__Requirements__:
(1) Return the KVKK passage word for word, from "To receive a" to "distinct procedural regime.".
(2) Take the passage on Turkish data protection rules further, beginning right after its final sentence.

#### Passage shown

The KVKK Authority has signalled in its published guidance that it intends to align the transfer framework more closely with GDPR mechanisms over time, including the introduction of binding corporate rules (BCR) equivalents for intra-group transfers. Businesses should monitor regulatory developments and build transfer mechanisms that can be adapted as the framework evolves.

To receive a checklist for cross-border data transfer compliance in Turkey, send a request to info@vlo.com.

Data breach notification: timelines, obligations and enforcement

Turkey's breach notification framework under KVKK Article 12 and the KVKK Authority's published guidelines imposes a 72-hour notification obligation on data controllers who become aware of a personal data breach. This timeline mirrors the GDPR standard but operates under a distinct procedural regime.

The 72-hour clock starts from the moment the controller becomes aware - not from the moment the breach occurred. Controllers must notify the KVKK Authority using the prescribed electronic form, providing: a description of the breach, the categories and approximate number of data subjects affected, the categories and approximate volume of personal data involved, the likely consequences of the breach, and the measures taken or proposed to address it.

########
#### Dataset content

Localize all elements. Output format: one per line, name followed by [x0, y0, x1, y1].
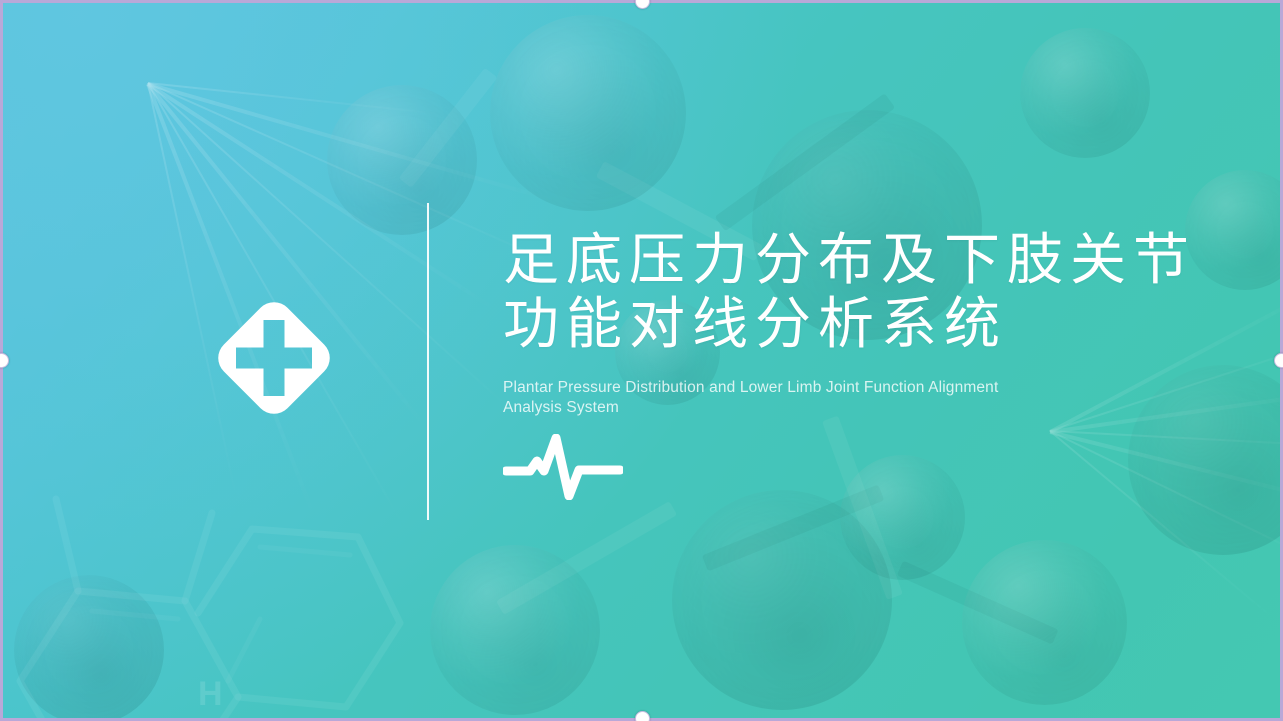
- slide-canvas[interactable]: H 足底压力分布及下肢关节功能对线分析系统 Plantar Pressure D…: [0, 0, 1283, 721]
- slide-subtitle-en: Plantar Pressure Distribution and Lower …: [503, 378, 1003, 418]
- molecule-atom: [490, 15, 686, 211]
- vertical-divider: [427, 203, 429, 520]
- molecule-atom: [962, 540, 1127, 705]
- slide-title-line1: 足底压力分布及下肢关节: [503, 228, 1196, 291]
- slide-title-line2: 功能对线分析系统: [503, 292, 1007, 355]
- handle-middle-right[interactable]: [1274, 353, 1283, 368]
- chemical-atom-label: H: [198, 675, 224, 714]
- molecule-atom: [1020, 28, 1150, 158]
- ecg-heartbeat-icon: [503, 434, 623, 500]
- chemical-skeleton: [0, 451, 480, 721]
- slide-title-cn: 足底压力分布及下肢关节功能对线分析系统: [503, 228, 1203, 356]
- title-text-block: 足底压力分布及下肢关节功能对线分析系统 Plantar Pressure Dis…: [503, 228, 1203, 500]
- ecg-icon-wrap: [503, 434, 623, 500]
- medical-cross-diamond-icon: [201, 285, 347, 431]
- molecule-atom: [327, 85, 477, 235]
- logo: [201, 285, 347, 431]
- handle-bottom-center[interactable]: [635, 711, 650, 721]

########

__Set of answers__:
(1)
To receive a checklist for cross-border data transfer compliance in Turkey, send a request to info@vlo.com.

Data breach notification: timelines, obligations and enforcement

Turkey's breach notification framework under KVKK Article 12 and the KVKK Authority's published guidelines imposes a 72-hour notification obligation on data controllers who become aware of a personal data breach. This timeline mirrors the GDPR standard but operates under a distinct procedural regime.

(2)
Where the breach is likely to result in high risk to the rights and freedoms of data subjects, the controller must also notify the affected individuals without undue delay. The KVKK Authority's guidance indicates that notification to individuals should occur as soon as practicable after the authority has been informed, and in any event before the risk materialises into concrete harm.

A common mistake is treating breach notification as a purely technical or IT function. In practice, the notification document submitted to the KVKK Authority is a legal instrument. It establishes the factual record of the incident, the controller's state of awareness, and the adequacy of the response. Errors or omissions in the notification - for example, understating the number of affected individuals or failing to describe the technical measures taken - can be used against the controller in subsequent enforcement proceedings.

The KVKK Authority has the power under KVKK Article 18 to impose administrative fines for failure to implement adequate technical and administrative measures to prevent breaches, and separately for failure to notify in accordance with Article 12. These fines can be cumulative. In enforcement decisions published by the Authority, fines have been imposed both for the underlying security failure and for procedural notification deficiencies.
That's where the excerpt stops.